■ How to complete this task: Write out each record below exactly, but not the pictures.

■ Source material:
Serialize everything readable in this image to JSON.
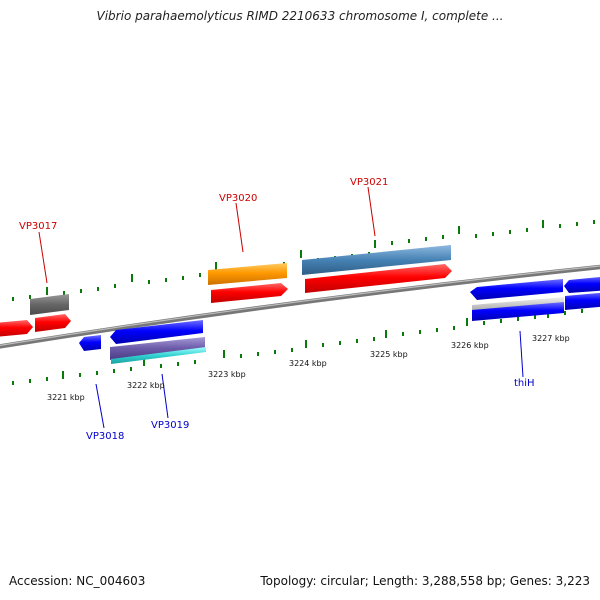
{
  "header": {
    "title": "Vibrio parahaemolyticus RIMD 2210633 chromosome I, complete ..."
  },
  "footer": {
    "accession": "Accession: NC_004603",
    "summary": "Topology: circular; Length: 3,288,558 bp; Genes: 3,223"
  },
  "axis": {
    "labels": [
      "3221 kbp",
      "3222 kbp",
      "3223 kbp",
      "3224 kbp",
      "3225 kbp",
      "3226 kbp",
      "3227 kbp"
    ]
  },
  "genes": {
    "vp3017": "VP3017",
    "vp3018": "VP3018",
    "vp3019": "VP3019",
    "vp3020": "VP3020",
    "vp3021": "VP3021",
    "thih": "thiH"
  },
  "colors": {
    "forward_label": "#cc0000",
    "reverse_label": "#0000cc",
    "tick": "#0a7a0a",
    "backbone": "#777777"
  }
}
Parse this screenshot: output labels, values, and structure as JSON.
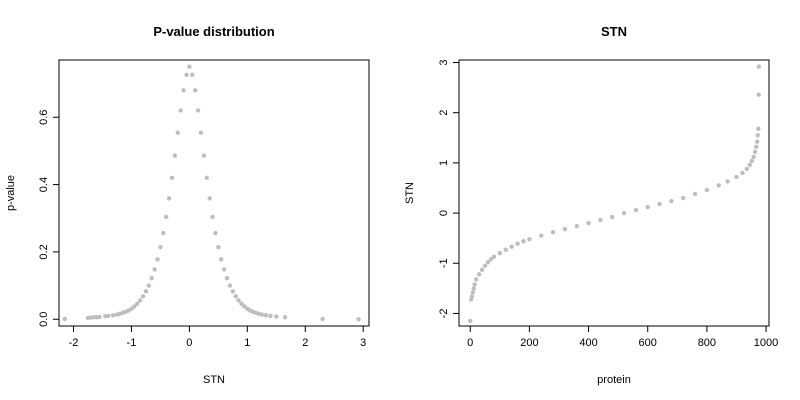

■ Solution for this exercise:
Serialize everything readable in this image to JSON.
{
  "header": {
    "title": "Vibrio parahaemolyticus RIMD 2210633 chromosome I, complete ..."
  },
  "footer": {
    "accession": "Accession: NC_004603",
    "summary": "Topology: circular; Length: 3,288,558 bp; Genes: 3,223"
  },
  "axis": {
    "labels": [
      "3221 kbp",
      "3222 kbp",
      "3223 kbp",
      "3224 kbp",
      "3225 kbp",
      "3226 kbp",
      "3227 kbp"
    ]
  },
  "genes": {
    "vp3017": "VP3017",
    "vp3018": "VP3018",
    "vp3019": "VP3019",
    "vp3020": "VP3020",
    "vp3021": "VP3021",
    "thih": "thiH"
  },
  "colors": {
    "forward_label": "#cc0000",
    "reverse_label": "#0000cc",
    "tick": "#0a7a0a",
    "backbone": "#777777"
  }
}
Parse this screenshot: output labels, values, and structure as JSON.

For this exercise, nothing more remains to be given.